:: EXERCISE INPUTS

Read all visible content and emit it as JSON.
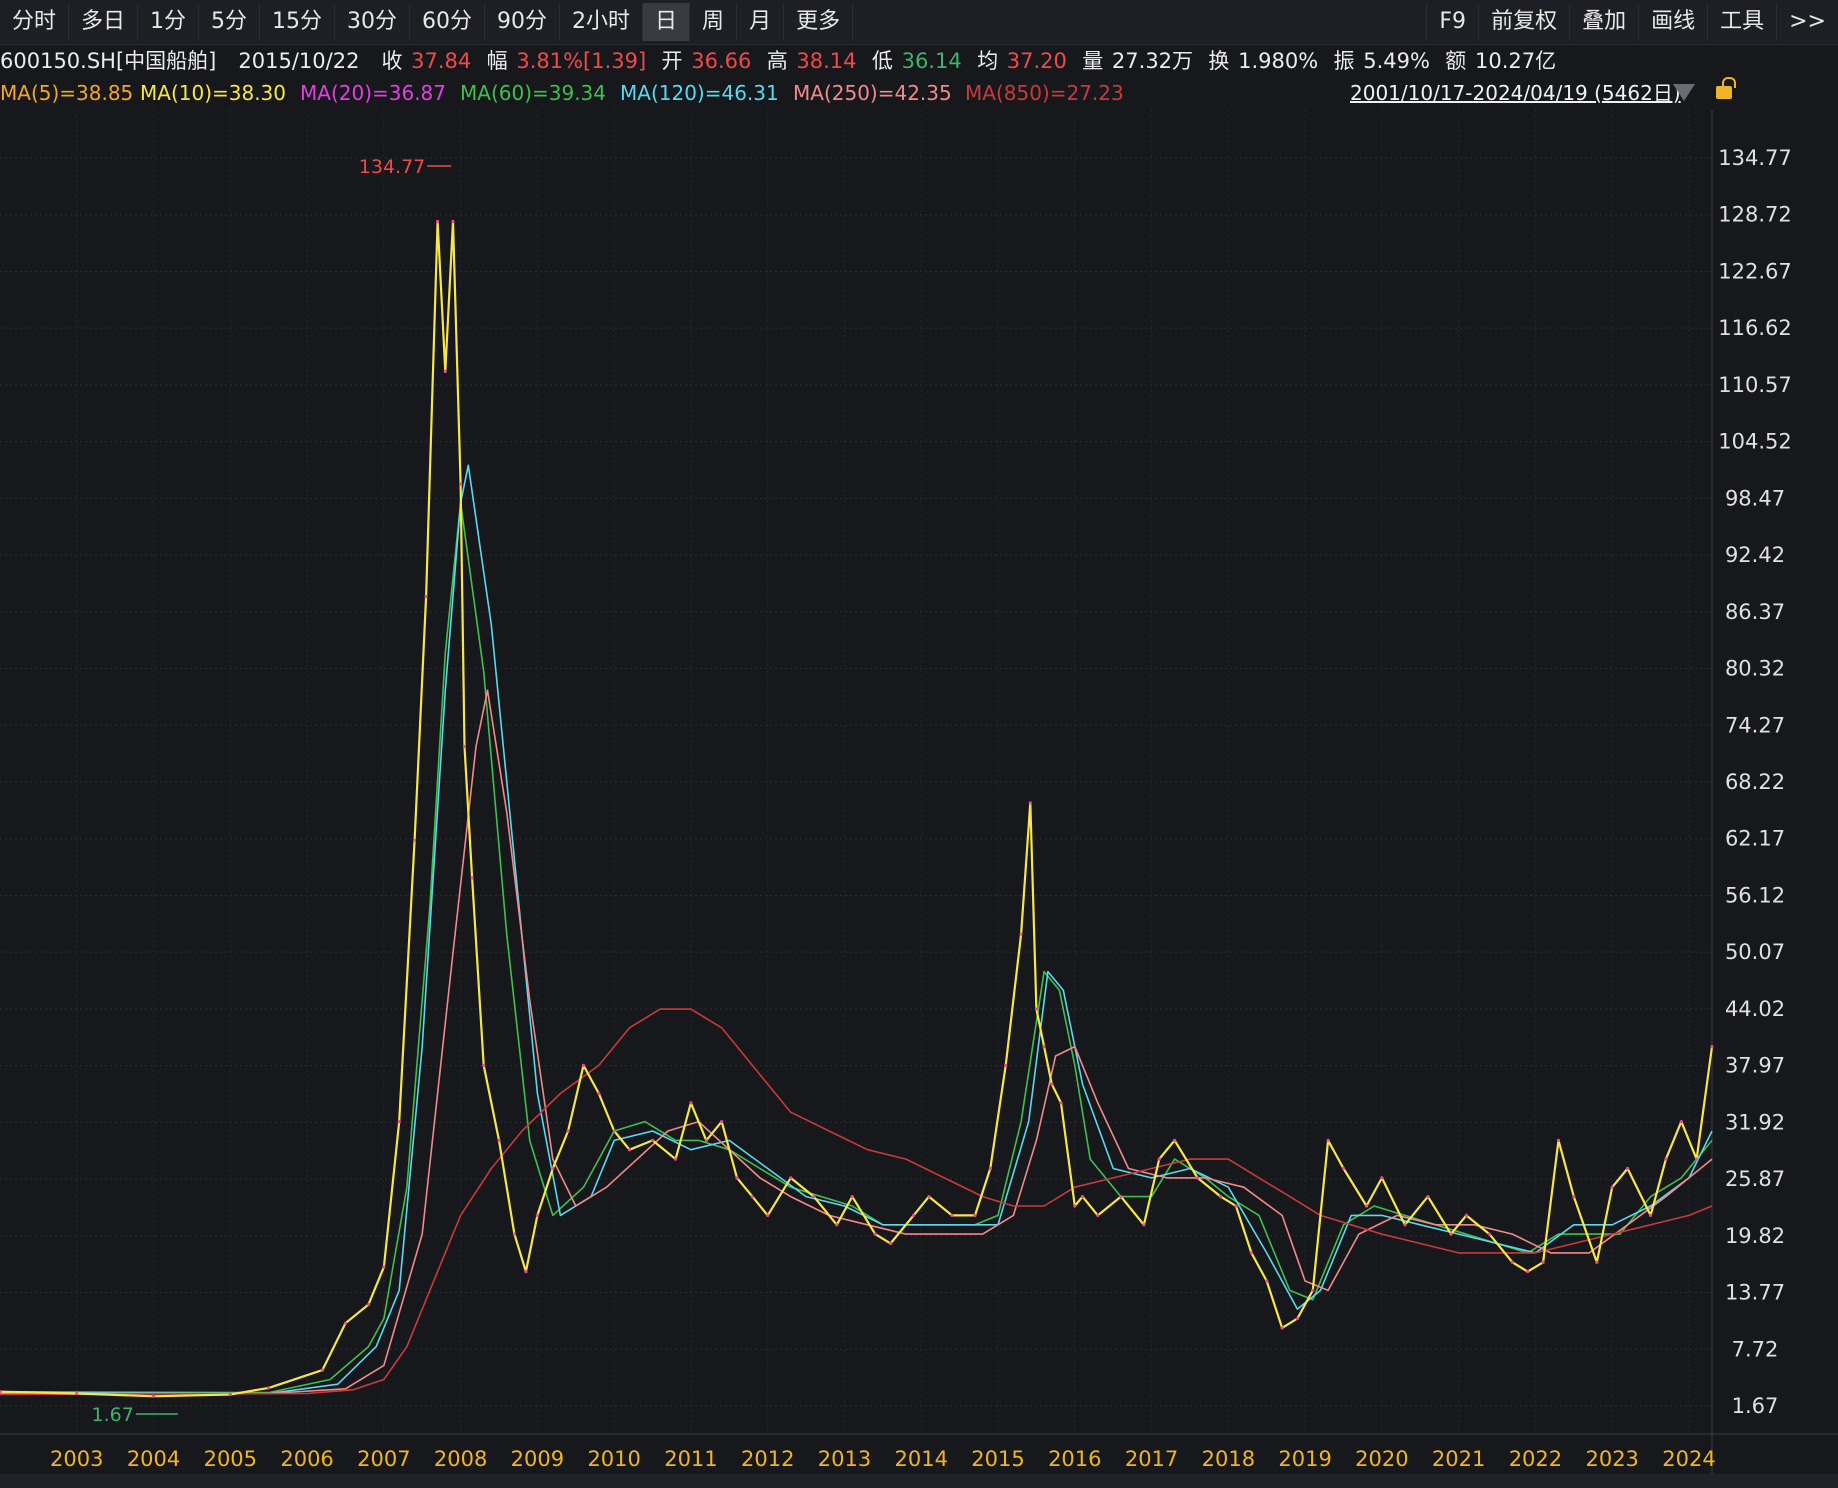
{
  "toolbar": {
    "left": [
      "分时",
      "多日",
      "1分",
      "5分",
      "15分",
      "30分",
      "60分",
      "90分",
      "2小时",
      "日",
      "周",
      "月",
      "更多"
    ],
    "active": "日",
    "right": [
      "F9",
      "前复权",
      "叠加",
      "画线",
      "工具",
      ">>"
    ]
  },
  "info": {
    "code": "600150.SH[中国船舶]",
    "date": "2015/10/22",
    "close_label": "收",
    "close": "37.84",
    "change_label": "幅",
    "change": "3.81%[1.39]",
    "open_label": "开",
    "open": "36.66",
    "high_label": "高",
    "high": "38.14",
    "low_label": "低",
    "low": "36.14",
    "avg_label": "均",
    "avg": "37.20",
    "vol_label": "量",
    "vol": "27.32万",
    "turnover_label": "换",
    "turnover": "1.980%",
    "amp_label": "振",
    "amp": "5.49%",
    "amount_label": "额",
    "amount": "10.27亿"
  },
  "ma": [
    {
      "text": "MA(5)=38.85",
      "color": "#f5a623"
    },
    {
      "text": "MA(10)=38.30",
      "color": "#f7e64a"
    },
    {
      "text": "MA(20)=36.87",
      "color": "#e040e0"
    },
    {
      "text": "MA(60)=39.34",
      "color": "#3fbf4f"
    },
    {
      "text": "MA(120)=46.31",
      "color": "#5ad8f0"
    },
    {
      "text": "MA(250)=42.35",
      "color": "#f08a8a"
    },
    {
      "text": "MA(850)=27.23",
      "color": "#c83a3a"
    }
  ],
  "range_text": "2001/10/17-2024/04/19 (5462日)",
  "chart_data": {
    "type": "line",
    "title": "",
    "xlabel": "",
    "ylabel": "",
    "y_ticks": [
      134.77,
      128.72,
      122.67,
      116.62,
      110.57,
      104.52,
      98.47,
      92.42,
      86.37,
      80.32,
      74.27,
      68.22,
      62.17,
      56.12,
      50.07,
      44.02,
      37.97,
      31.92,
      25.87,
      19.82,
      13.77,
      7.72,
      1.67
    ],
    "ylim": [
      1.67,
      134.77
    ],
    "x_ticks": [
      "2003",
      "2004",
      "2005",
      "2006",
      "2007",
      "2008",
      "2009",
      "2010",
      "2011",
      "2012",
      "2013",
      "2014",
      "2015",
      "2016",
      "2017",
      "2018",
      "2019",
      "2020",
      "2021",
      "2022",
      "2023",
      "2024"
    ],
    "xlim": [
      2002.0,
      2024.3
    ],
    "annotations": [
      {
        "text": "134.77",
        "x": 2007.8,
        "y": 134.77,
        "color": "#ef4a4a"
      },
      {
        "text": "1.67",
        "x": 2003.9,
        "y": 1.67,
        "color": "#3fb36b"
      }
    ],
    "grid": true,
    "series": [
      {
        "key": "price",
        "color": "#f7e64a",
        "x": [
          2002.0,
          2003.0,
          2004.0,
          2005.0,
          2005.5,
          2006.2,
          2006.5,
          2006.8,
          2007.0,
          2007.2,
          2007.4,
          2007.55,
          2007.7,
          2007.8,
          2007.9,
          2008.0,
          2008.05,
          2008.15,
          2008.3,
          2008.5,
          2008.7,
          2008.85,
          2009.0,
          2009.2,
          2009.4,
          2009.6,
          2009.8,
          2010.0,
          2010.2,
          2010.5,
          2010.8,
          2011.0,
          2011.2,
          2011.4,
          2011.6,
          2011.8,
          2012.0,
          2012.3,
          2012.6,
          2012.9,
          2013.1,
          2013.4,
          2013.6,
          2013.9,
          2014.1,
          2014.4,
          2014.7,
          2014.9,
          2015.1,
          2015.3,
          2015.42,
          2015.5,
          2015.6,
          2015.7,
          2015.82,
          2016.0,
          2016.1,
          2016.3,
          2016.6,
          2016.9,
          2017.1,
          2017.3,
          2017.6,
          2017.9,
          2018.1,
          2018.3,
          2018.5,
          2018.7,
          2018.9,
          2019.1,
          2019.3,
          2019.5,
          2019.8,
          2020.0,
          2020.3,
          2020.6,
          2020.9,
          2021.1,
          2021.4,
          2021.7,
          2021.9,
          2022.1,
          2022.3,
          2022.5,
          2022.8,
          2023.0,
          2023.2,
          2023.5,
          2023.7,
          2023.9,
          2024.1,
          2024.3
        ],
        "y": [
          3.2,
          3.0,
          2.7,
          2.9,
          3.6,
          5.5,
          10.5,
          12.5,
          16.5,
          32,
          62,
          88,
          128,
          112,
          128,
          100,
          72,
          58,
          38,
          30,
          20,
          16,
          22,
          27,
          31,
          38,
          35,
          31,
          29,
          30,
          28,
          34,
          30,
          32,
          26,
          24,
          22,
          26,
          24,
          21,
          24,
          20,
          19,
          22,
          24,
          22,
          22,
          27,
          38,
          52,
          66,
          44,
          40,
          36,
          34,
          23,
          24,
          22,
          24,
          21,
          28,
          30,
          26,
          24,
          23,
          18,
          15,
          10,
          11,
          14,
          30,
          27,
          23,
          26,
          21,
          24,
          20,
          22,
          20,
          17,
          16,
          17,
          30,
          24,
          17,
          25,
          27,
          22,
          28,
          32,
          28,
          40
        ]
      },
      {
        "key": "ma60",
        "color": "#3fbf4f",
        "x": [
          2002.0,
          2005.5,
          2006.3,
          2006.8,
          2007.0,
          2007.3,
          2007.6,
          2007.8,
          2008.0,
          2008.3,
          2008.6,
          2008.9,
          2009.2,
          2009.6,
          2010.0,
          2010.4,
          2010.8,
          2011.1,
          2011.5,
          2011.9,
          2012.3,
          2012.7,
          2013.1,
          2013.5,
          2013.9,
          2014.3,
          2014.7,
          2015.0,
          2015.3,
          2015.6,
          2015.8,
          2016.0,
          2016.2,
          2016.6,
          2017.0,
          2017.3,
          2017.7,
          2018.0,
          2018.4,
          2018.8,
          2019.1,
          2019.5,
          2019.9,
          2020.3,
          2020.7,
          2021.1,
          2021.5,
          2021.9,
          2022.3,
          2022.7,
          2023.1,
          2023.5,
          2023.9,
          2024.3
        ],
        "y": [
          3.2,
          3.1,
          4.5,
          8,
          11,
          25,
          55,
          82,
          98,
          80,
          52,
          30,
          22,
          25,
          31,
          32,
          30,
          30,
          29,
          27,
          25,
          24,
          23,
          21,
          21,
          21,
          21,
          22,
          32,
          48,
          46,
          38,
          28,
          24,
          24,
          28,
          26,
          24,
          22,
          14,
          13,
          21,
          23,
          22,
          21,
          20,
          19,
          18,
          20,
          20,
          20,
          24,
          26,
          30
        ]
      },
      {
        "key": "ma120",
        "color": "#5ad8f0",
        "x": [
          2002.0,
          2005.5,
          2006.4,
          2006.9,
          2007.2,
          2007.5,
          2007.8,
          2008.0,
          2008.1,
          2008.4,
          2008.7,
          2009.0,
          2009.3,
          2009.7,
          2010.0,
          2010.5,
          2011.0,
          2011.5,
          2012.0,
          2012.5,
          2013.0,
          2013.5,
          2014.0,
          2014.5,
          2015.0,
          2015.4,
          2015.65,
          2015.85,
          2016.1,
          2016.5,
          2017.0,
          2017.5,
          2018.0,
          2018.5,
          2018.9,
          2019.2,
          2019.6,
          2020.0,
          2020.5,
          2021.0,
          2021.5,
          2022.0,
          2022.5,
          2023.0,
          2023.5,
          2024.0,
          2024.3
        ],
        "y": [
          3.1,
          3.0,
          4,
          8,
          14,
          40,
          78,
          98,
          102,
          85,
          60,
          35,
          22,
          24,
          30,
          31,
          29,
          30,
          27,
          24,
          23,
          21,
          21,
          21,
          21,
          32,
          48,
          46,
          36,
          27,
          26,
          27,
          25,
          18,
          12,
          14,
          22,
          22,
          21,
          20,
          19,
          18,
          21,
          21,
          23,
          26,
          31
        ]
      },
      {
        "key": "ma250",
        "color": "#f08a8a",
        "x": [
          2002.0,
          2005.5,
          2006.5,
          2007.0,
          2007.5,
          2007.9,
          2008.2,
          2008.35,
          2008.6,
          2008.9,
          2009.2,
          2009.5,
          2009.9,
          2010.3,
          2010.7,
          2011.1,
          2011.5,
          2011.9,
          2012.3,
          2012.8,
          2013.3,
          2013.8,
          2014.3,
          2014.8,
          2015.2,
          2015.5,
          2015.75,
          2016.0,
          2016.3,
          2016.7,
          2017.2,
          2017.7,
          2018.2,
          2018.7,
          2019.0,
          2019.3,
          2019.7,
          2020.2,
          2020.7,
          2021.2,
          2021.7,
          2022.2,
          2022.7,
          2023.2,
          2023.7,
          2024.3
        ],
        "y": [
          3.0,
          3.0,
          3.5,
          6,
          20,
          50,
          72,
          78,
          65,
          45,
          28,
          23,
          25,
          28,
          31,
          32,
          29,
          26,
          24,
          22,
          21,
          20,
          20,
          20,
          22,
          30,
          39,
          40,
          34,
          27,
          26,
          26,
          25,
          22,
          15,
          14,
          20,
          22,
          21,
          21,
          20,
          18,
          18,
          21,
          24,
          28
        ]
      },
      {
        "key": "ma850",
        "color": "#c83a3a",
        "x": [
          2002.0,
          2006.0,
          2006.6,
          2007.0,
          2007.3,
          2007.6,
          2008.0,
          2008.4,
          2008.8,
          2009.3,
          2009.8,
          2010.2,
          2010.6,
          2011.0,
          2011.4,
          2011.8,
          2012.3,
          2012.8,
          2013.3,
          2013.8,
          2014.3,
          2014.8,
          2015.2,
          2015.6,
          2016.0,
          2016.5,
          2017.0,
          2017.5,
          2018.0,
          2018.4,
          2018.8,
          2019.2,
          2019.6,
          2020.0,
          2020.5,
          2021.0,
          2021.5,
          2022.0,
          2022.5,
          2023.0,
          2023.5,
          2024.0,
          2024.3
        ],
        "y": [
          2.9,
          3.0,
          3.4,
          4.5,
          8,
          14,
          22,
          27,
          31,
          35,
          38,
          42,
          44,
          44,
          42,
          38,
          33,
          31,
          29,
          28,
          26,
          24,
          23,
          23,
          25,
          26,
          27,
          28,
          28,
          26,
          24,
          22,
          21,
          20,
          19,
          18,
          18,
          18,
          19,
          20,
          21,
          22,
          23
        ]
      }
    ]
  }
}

::::
:: EXERCISE INPUTS

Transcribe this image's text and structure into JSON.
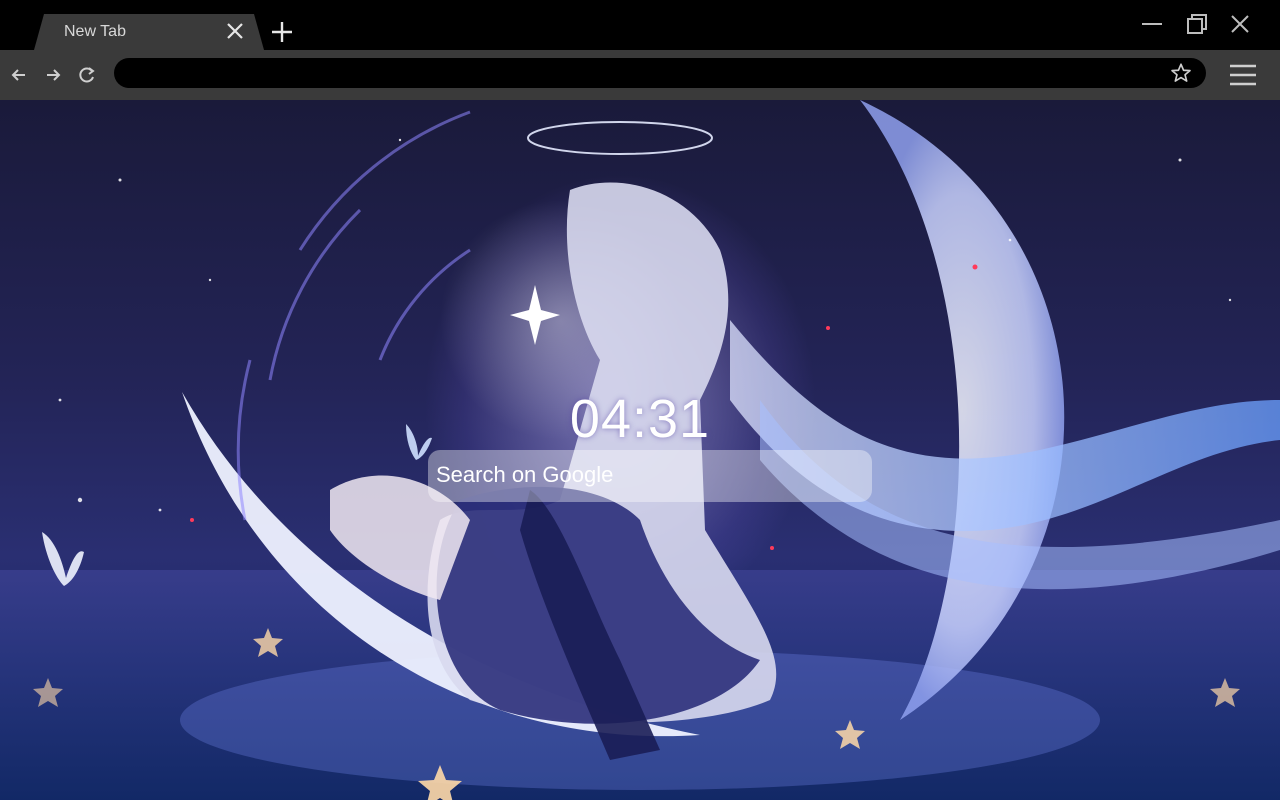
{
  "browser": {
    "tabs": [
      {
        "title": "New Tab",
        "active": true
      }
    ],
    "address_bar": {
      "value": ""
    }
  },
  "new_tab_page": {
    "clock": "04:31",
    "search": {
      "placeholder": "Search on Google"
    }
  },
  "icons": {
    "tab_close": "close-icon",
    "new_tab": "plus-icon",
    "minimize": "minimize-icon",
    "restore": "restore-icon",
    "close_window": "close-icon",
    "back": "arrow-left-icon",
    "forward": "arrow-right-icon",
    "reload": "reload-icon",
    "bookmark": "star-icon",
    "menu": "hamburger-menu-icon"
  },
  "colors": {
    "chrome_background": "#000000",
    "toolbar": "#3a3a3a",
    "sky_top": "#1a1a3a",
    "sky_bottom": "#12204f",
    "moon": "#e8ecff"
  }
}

::::
:: EXERCISE INPUTS

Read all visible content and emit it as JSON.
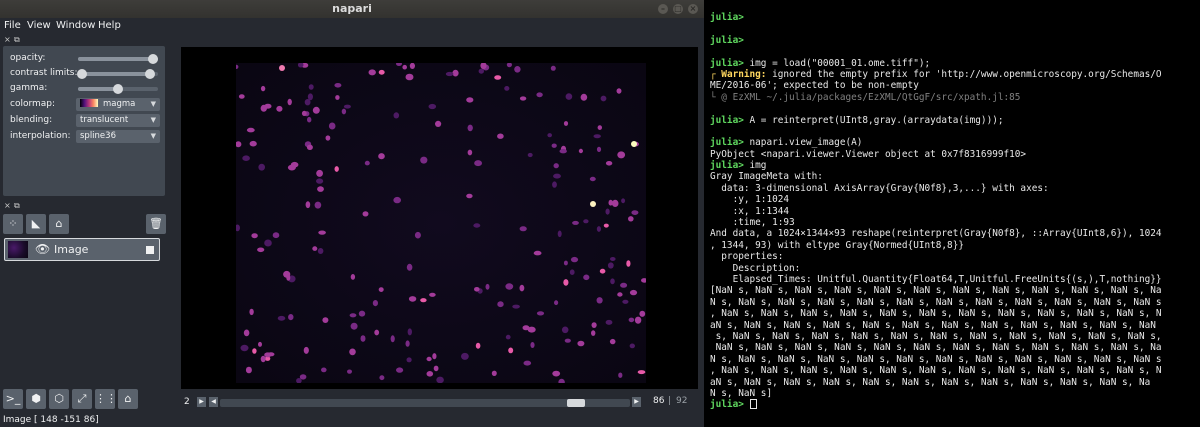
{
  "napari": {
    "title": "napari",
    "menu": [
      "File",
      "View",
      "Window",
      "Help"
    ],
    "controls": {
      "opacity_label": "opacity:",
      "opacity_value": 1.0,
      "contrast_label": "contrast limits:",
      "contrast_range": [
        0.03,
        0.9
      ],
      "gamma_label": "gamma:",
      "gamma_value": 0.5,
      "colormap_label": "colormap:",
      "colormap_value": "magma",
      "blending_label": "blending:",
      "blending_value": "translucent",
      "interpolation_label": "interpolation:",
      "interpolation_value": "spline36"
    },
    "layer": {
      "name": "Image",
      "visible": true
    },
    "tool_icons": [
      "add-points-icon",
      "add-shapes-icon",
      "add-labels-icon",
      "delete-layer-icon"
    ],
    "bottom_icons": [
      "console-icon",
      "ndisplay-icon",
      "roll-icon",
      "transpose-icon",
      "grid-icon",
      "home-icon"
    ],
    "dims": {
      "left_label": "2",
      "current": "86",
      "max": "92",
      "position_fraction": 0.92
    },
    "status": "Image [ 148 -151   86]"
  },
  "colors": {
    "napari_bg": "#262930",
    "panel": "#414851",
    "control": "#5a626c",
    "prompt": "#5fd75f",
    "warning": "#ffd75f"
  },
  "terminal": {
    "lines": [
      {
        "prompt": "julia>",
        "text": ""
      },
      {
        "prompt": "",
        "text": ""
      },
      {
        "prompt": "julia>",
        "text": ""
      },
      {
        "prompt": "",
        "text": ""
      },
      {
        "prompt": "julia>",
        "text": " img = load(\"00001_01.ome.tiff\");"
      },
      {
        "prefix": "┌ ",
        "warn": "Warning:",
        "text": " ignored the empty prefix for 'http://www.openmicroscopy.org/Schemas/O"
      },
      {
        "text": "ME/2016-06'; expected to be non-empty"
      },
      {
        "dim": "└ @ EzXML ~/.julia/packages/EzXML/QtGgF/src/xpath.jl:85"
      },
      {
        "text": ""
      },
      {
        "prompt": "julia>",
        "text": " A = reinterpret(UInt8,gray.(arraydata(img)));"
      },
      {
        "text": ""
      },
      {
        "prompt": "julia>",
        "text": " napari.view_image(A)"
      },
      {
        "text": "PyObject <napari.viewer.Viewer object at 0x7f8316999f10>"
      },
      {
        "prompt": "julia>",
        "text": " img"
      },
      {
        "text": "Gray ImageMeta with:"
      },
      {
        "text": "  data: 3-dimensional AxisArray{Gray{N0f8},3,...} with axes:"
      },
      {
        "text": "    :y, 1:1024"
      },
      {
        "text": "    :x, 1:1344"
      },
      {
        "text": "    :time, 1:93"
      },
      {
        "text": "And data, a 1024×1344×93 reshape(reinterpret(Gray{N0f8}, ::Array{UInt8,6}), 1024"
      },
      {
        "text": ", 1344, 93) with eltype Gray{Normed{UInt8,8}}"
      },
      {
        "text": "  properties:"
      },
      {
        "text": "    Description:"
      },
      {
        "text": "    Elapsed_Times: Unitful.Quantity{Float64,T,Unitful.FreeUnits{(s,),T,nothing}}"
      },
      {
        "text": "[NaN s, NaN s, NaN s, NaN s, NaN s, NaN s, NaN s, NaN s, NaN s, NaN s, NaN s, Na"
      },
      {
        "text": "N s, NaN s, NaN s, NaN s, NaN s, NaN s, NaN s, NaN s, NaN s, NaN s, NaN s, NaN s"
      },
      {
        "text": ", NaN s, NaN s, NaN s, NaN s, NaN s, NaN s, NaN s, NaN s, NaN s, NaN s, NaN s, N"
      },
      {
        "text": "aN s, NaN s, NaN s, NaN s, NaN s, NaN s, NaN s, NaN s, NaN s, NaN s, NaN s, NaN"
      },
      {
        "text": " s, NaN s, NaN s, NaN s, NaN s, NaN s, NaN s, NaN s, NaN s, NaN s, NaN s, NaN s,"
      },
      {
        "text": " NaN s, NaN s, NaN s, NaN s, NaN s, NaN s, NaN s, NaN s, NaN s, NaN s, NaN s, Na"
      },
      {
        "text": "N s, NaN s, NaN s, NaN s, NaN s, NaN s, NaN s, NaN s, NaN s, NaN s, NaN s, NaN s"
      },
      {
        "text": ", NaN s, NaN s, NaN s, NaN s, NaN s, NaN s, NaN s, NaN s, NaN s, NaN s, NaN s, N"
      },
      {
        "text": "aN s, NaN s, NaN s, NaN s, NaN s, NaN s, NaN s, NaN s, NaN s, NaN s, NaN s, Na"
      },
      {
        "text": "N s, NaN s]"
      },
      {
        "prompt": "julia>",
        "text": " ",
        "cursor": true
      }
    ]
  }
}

::::

- **GIVEN EXERCISE**: Every line containing the string "true" must be listed.

- **ANSWER**:
    "grid": true,
        "active": true
      "visible": true
        "cursor": true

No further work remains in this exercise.